TASK - Gather up every line from the entries below that uses the word "บชำระหน".

+++ TASK DATA

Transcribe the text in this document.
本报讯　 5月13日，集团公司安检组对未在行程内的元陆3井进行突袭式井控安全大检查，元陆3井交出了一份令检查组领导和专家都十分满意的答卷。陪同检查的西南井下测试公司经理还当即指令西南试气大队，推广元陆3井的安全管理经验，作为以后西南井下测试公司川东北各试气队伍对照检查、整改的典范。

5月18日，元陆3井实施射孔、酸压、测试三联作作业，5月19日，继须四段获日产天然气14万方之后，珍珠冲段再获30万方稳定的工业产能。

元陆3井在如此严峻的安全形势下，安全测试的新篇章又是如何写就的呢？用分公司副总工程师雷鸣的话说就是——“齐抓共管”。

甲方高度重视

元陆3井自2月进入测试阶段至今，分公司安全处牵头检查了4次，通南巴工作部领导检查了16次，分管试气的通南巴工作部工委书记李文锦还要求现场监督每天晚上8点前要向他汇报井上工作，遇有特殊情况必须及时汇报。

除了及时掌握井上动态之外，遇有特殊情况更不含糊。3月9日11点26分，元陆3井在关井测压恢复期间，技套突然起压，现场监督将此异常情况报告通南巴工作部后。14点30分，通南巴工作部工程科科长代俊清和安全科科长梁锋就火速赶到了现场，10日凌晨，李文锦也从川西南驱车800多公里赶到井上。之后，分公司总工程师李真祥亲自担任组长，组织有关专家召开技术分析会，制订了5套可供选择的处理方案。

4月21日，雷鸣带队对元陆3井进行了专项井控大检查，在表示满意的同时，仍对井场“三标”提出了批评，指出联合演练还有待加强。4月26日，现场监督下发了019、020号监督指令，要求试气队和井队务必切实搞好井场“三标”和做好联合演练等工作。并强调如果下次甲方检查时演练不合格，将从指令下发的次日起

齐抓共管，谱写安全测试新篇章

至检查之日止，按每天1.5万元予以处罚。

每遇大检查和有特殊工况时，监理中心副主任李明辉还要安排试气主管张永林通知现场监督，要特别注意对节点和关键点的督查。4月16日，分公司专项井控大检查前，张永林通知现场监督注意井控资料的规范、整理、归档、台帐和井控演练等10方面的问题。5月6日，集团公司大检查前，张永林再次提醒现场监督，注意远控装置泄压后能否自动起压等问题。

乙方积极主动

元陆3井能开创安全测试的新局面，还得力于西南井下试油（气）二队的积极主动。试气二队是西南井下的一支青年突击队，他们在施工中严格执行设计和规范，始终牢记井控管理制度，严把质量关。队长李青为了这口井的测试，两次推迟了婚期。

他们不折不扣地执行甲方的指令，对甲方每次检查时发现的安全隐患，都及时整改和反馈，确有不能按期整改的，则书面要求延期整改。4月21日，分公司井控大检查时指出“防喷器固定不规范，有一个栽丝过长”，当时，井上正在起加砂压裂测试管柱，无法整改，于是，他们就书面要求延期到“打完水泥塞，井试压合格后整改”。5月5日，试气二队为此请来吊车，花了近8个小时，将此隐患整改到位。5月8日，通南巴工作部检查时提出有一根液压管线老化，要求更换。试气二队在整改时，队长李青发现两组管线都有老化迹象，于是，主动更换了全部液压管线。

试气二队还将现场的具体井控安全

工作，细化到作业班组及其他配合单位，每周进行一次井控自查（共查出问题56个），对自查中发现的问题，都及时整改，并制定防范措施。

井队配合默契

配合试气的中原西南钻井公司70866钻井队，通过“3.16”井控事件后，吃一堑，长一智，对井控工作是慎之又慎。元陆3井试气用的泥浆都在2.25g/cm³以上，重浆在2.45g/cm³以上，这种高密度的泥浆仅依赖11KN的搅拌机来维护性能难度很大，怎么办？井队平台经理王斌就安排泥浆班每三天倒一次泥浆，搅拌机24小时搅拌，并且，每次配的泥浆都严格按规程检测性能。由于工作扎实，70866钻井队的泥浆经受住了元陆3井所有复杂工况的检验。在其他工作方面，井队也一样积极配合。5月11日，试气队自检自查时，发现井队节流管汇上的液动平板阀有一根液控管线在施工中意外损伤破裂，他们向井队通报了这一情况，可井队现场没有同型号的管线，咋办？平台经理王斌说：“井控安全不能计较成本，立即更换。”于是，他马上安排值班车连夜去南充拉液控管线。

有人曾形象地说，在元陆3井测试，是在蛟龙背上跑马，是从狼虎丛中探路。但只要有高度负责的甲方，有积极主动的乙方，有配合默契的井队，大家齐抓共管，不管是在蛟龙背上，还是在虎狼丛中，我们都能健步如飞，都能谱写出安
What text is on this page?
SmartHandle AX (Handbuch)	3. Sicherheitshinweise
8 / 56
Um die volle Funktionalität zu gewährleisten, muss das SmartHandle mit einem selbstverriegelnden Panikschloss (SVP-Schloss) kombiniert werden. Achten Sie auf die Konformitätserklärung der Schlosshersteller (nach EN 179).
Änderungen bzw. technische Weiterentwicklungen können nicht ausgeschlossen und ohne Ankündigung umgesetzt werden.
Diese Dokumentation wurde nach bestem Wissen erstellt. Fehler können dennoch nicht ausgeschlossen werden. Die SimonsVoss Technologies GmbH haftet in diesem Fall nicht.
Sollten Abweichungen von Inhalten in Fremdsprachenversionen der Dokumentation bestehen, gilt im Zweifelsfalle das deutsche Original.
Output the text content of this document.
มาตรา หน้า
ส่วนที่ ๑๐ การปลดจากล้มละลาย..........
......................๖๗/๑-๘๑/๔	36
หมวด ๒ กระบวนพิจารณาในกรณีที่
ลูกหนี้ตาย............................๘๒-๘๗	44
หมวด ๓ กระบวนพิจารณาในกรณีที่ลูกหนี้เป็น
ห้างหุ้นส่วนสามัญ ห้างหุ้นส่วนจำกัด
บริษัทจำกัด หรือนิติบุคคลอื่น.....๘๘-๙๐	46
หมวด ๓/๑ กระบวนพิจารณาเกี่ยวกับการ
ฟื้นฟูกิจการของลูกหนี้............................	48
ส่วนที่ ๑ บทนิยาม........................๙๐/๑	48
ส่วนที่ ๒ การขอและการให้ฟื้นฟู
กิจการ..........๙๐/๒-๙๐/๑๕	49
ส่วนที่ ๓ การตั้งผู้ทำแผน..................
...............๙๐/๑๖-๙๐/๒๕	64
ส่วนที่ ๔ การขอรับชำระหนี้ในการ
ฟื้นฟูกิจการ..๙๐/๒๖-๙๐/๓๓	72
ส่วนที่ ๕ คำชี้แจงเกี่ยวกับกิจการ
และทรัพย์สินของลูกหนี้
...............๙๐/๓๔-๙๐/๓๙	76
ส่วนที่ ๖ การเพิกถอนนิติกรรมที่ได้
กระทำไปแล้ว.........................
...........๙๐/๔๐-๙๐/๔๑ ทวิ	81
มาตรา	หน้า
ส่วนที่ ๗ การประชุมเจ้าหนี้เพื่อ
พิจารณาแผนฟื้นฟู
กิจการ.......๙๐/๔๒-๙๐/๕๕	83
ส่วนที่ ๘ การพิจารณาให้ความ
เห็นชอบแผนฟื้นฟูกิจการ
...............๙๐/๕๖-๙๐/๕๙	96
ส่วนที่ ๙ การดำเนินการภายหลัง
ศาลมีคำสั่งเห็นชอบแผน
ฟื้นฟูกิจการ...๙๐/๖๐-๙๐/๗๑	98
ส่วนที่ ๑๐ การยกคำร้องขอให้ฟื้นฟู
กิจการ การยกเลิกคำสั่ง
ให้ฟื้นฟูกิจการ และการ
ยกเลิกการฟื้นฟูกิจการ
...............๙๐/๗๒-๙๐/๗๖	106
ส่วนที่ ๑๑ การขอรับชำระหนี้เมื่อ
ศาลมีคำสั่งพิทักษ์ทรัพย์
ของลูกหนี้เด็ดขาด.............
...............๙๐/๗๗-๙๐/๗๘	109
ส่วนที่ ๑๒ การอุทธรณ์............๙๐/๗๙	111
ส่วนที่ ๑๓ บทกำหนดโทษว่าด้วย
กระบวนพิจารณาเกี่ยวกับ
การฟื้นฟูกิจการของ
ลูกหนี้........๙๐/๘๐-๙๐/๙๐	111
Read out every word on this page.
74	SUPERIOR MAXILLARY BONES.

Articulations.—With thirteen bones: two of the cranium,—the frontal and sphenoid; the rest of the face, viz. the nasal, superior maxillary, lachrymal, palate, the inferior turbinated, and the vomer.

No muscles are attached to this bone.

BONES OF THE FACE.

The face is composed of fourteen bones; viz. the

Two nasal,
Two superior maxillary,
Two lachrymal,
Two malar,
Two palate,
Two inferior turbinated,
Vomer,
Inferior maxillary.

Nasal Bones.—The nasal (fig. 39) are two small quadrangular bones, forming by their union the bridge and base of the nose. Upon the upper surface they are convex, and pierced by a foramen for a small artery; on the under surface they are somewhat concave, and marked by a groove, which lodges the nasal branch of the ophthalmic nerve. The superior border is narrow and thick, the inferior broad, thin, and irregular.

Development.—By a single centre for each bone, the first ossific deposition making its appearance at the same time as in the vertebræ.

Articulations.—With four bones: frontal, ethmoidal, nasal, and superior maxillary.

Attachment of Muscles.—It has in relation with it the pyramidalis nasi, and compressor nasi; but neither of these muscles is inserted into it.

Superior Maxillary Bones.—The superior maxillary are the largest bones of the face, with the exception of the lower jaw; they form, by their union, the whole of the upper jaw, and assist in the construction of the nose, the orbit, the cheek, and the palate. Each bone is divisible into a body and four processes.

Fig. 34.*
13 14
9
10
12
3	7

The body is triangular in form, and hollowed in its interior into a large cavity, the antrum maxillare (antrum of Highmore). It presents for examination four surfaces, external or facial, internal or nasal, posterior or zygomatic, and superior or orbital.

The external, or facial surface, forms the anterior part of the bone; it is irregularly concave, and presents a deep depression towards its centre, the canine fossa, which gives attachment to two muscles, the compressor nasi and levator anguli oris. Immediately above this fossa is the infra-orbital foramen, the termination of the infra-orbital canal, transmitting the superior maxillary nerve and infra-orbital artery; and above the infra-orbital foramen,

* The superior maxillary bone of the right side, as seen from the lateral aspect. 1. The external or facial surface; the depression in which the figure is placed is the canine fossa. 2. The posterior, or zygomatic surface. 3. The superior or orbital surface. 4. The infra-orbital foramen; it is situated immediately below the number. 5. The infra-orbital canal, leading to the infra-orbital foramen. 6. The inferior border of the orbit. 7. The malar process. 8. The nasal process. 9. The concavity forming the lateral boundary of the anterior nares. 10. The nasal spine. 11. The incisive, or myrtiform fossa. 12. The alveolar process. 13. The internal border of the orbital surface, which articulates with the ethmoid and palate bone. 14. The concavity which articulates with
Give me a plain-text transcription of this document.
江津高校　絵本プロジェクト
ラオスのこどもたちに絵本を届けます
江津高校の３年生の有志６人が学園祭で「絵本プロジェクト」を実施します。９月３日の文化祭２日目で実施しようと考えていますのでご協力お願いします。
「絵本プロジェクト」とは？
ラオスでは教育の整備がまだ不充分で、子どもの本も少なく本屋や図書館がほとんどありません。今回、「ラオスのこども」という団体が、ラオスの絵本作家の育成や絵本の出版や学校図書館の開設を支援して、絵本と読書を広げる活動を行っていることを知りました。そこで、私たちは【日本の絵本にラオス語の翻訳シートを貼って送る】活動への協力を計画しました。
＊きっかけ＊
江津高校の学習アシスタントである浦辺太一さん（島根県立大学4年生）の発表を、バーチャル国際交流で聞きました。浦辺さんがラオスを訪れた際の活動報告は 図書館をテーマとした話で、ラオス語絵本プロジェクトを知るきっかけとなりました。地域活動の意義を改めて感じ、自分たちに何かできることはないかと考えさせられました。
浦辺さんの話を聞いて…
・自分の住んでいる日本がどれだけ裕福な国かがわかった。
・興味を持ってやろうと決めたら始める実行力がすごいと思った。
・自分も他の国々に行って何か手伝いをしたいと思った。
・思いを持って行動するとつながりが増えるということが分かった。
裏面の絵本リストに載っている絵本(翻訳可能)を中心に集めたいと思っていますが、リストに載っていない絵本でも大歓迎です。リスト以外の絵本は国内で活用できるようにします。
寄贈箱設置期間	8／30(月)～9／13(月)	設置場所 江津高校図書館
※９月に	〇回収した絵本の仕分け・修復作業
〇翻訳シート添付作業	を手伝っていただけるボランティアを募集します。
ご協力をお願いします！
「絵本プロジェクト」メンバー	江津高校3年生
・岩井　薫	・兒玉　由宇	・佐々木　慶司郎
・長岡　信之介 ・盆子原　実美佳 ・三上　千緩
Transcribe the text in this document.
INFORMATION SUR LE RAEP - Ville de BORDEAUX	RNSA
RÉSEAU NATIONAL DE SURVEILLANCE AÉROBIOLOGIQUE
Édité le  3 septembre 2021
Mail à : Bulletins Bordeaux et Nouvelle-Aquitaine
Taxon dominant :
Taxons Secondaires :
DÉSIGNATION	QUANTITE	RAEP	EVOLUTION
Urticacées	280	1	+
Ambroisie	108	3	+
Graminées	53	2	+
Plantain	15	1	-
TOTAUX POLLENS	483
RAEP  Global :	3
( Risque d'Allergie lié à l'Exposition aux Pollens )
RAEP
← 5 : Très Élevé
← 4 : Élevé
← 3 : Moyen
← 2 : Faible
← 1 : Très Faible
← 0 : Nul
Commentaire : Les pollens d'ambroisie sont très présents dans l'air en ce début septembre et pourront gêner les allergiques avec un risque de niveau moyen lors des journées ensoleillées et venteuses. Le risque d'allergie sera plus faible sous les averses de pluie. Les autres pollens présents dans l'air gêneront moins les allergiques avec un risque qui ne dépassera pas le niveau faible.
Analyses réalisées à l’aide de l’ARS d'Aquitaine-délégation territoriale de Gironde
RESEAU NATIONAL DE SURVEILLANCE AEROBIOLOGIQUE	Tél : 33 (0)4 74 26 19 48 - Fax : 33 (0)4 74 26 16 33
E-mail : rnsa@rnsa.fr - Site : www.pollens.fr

++++++

REPLY -
ส่วนที่ ๔ การขอรับชำระหนี้ในการ
ส่วนที่ ๑๑ การขอรับชำระหนี้เมื่อ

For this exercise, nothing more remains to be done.